Data entries:
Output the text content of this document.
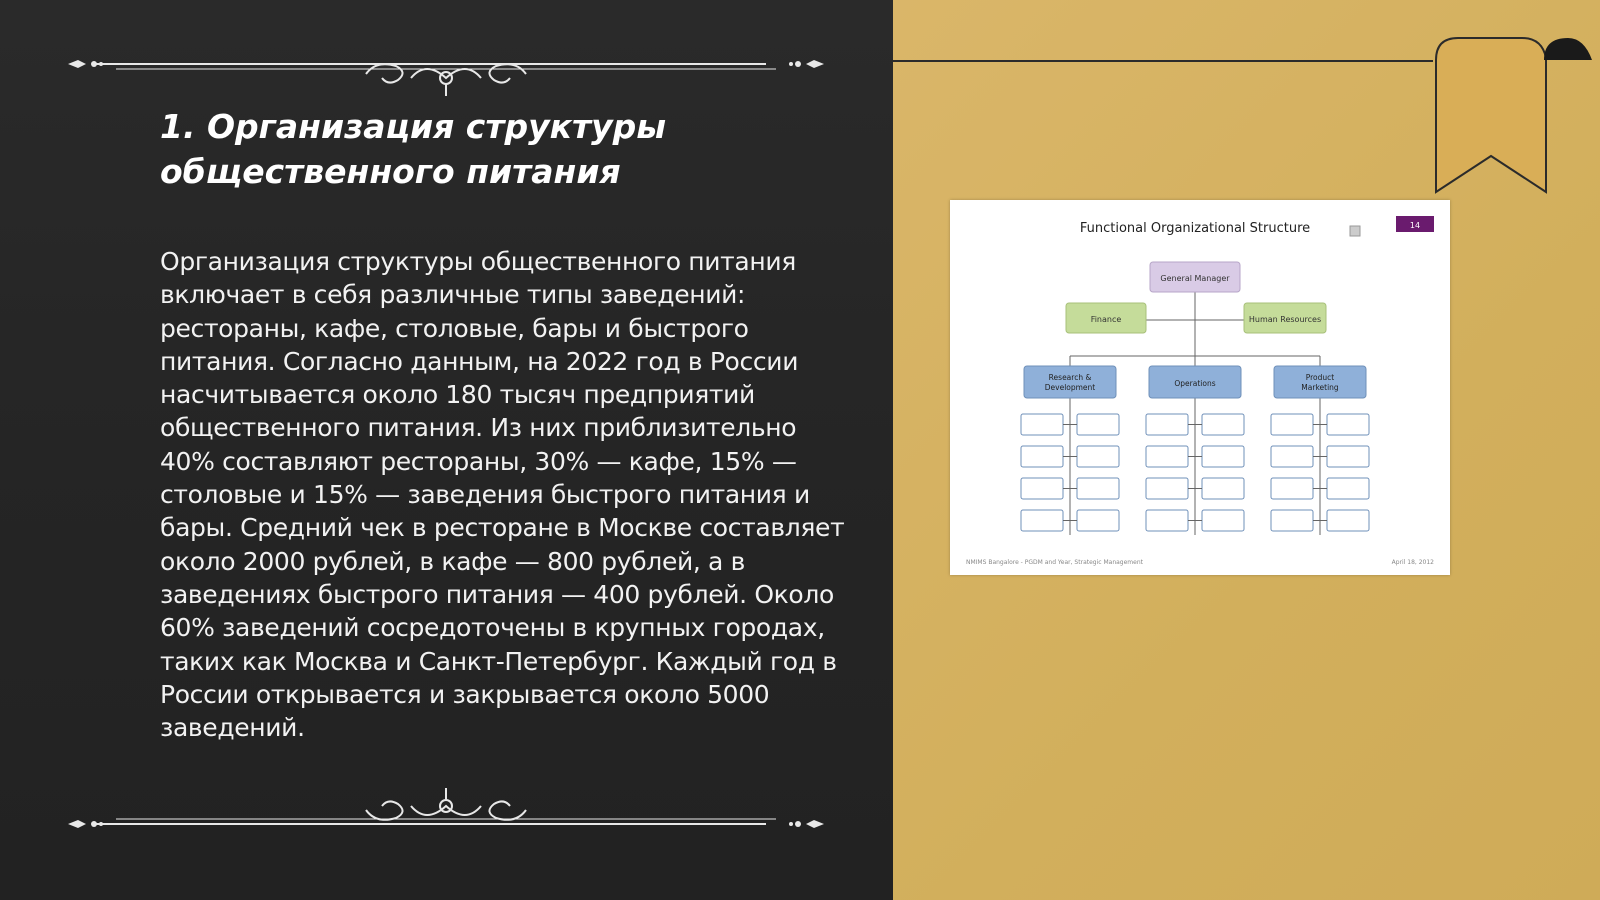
1. Организация структуры общественного питания

Организация структуры общественного питания включает в себя различные типы заведений: рестораны, кафе, столовые, бары и быстрого питания. Согласно данным, на 2022 год в России насчитывается около 180 тысяч предприятий общественного питания. Из них приблизительно 40% составляют рестораны, 30% — кафе, 15% — столовые и 15% — заведения быстрого питания и бары. Средний чек в ресторане в Москве составляет около 2000 рублей, в кафе — 800 рублей, а в заведениях быстрого питания — 400 рублей. Около 60% заведений сосредоточены в крупных городах, таких как Москва и Санкт-Петербург. Каждый год в России открывается и закрывается около 5000 заведений.

Functional Organizational Structure	14
General Manager
Finance	Human Resources
Research &
Development	Operations
Product
Marketing
NMIMS Bangalore - PGDM and Year, Strategic Management	April 18, 2012
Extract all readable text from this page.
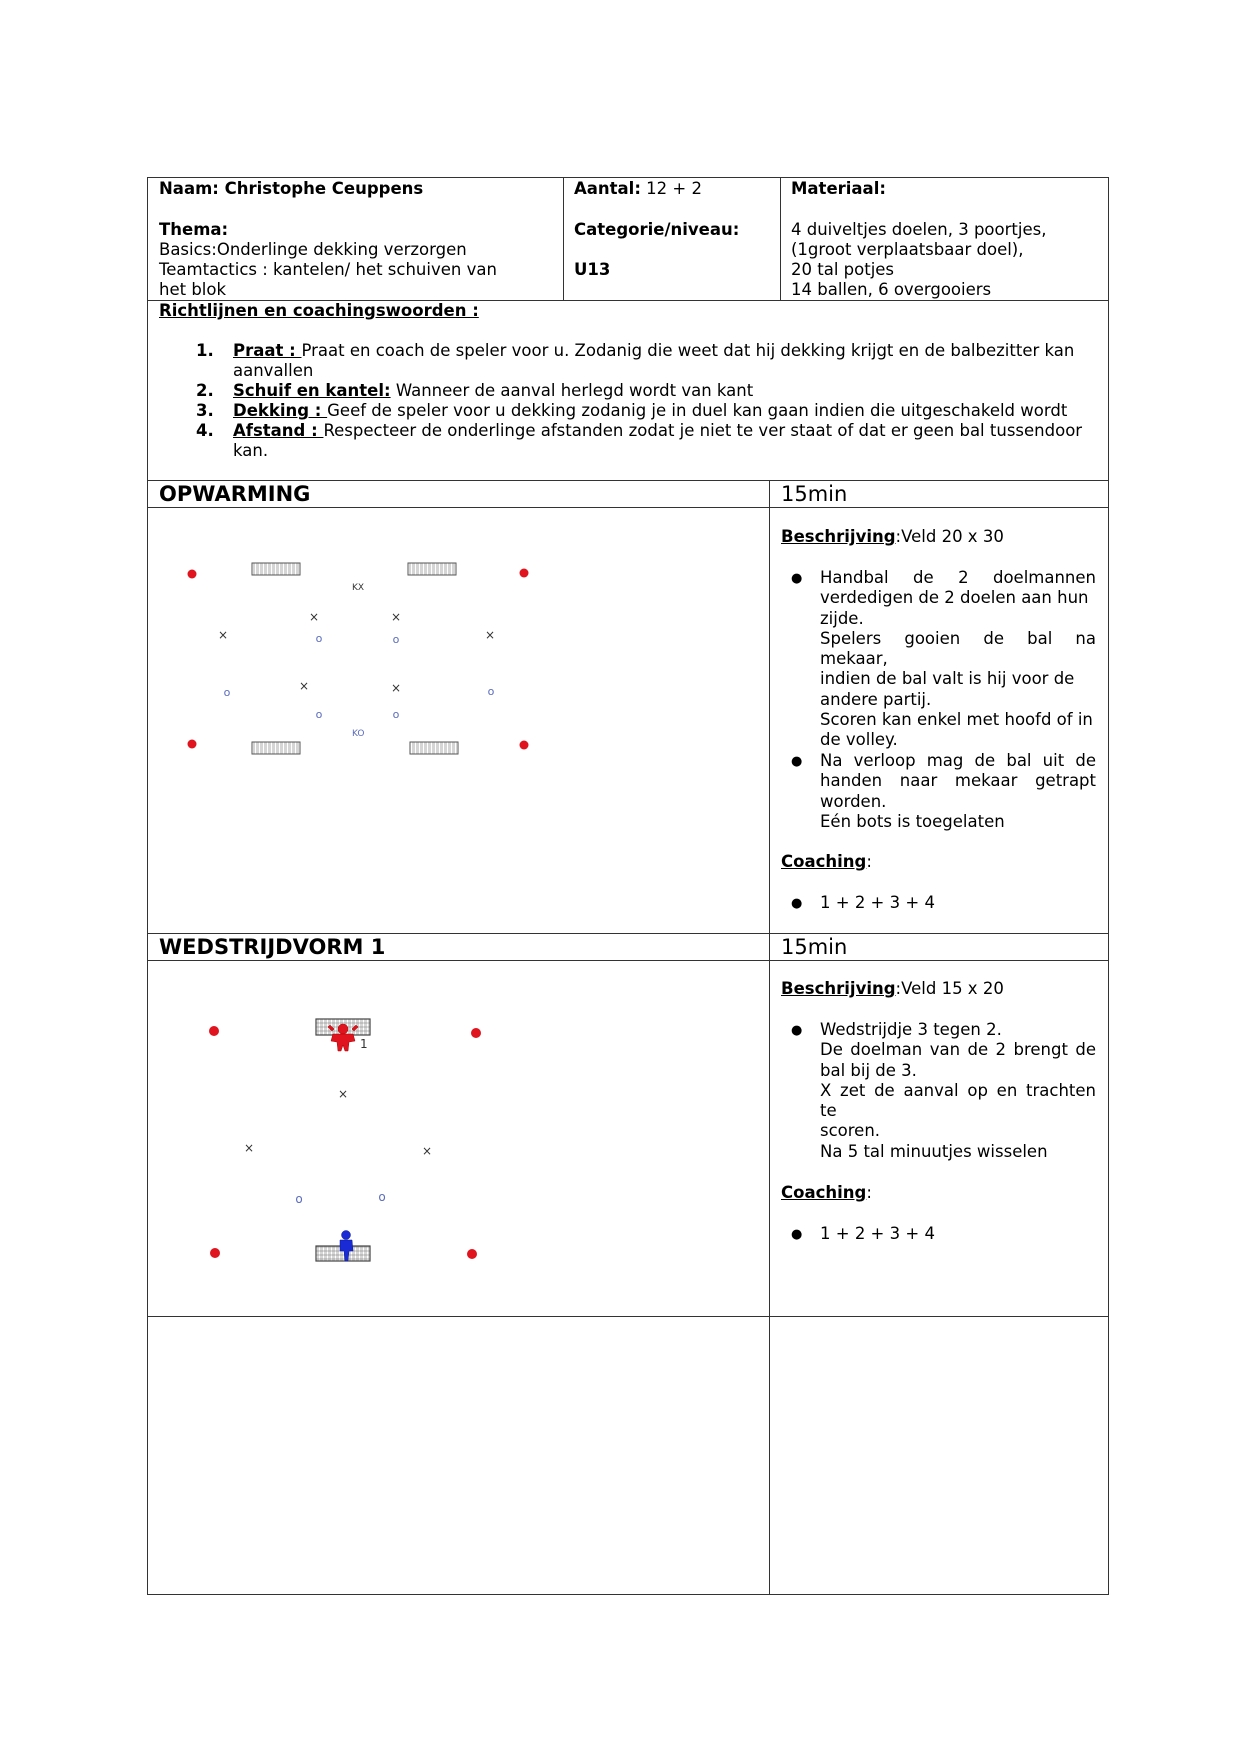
Naam: Christophe Ceuppens
Thema:
Basics:Onderlinge dekking verzorgen
Teamtactics : kantelen/ het schuiven van
het blok
Aantal: 12 + 2
Categorie/niveau:
U13
Materiaal:
4 duiveltjes doelen, 3 poortjes,
(1groot verplaatsbaar doel),
20 tal potjes
14 ballen, 6 overgooiers
Richtlijnen en coachingswoorden :
1. Praat : Praat en coach de speler voor u. Zodanig die weet dat hij dekking krijgt en de balbezitter kan
aanvallen
2. Schuif en kantel: Wanneer de aanval herlegd wordt van kant
3. Dekking : Geef de speler voor u dekking zodanig je in duel kan gaan indien die uitgeschakeld wordt
4. Afstand : Respecteer de onderlinge afstanden zodat je niet te ver staat of dat er geen bal tussendoor
kan.
OPWARMING	15min
Beschrijving:Veld 20 x 30
● Handbal de 2 doelmannen
verdedigen de 2 doelen aan hun
zijde.
Spelers gooien de bal na mekaar,
indien de bal valt is hij voor de
andere partij.
Scoren kan enkel met hoofd of in
de volley.
● Na verloop mag de bal uit de
handen naar mekaar getrapt
worden.
Eén bots is toegelaten
Coaching:
● 1 + 2 + 3 + 4
KX
KO
×	×
×	×
×	×
o	o
o	o
o	o
WEDSTRIJDVORM 1	15min
Beschrijving:Veld 15 x 20
● Wedstrijdje 3 tegen 2.
De doelman van de 2 brengt de
bal bij de 3.
X zet de aanval op en trachten te
scoren.
Na 5 tal minuutjes wisselen
Coaching:
● 1 + 2 + 3 + 4
1
×
×	×
o	o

Aim of the task:
What is the number of lines that contain "doelen"? Reply with that number alone.

Result:
2